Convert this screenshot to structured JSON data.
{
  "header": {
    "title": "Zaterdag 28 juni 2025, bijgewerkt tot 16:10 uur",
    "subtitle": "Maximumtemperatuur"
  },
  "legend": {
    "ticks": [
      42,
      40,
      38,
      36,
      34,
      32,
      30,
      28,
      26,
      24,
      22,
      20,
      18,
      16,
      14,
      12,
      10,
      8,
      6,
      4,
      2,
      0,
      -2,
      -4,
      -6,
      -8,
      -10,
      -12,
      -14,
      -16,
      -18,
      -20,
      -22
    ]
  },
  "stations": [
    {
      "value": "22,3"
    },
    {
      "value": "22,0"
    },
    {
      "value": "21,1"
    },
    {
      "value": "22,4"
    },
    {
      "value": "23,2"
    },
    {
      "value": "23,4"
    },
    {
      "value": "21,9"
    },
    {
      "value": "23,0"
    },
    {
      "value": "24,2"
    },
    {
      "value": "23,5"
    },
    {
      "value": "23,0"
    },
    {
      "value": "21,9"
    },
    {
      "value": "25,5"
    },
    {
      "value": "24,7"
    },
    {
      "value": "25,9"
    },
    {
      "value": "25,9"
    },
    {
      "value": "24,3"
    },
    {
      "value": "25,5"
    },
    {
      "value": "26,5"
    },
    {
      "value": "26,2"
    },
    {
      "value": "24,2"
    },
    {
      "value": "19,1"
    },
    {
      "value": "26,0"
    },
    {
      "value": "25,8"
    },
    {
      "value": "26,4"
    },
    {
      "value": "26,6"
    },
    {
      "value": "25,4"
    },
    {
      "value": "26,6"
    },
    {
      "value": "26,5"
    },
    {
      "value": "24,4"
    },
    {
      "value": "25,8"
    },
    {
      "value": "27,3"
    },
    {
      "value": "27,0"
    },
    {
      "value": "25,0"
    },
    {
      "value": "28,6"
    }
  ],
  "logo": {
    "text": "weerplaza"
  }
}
= = = = =
What the exercise asks:
Restate the whole of the material exactly.

Response to the exercise:
Convert this screenshot to structured JSON data.
{
  "header": {
    "title": "Zaterdag 28 juni 2025, bijgewerkt tot 16:10 uur",
    "subtitle": "Maximumtemperatuur"
  },
  "legend": {
    "ticks": [
      42,
      40,
      38,
      36,
      34,
      32,
      30,
      28,
      26,
      24,
      22,
      20,
      18,
      16,
      14,
      12,
      10,
      8,
      6,
      4,
      2,
      0,
      -2,
      -4,
      -6,
      -8,
      -10,
      -12,
      -14,
      -16,
      -18,
      -20,
      -22
    ]
  },
  "stations": [
    {
      "value": "22,3"
    },
    {
      "value": "22,0"
    },
    {
      "value": "21,1"
    },
    {
      "value": "22,4"
    },
    {
      "value": "23,2"
    },
    {
      "value": "23,4"
    },
    {
      "value": "21,9"
    },
    {
      "value": "23,0"
    },
    {
      "value": "24,2"
    },
    {
      "value": "23,5"
    },
    {
      "value": "23,0"
    },
    {
      "value": "21,9"
    },
    {
      "value": "25,5"
    },
    {
      "value": "24,7"
    },
    {
      "value": "25,9"
    },
    {
      "value": "25,9"
    },
    {
      "value": "24,3"
    },
    {
      "value": "25,5"
    },
    {
      "value": "26,5"
    },
    {
      "value": "26,2"
    },
    {
      "value": "24,2"
    },
    {
      "value": "19,1"
    },
    {
      "value": "26,0"
    },
    {
      "value": "25,8"
    },
    {
      "value": "26,4"
    },
    {
      "value": "26,6"
    },
    {
      "value": "25,4"
    },
    {
      "value": "26,6"
    },
    {
      "value": "26,5"
    },
    {
      "value": "24,4"
    },
    {
      "value": "25,8"
    },
    {
      "value": "27,3"
    },
    {
      "value": "27,0"
    },
    {
      "value": "25,0"
    },
    {
      "value": "28,6"
    }
  ],
  "logo": {
    "text": "weerplaza"
  }
}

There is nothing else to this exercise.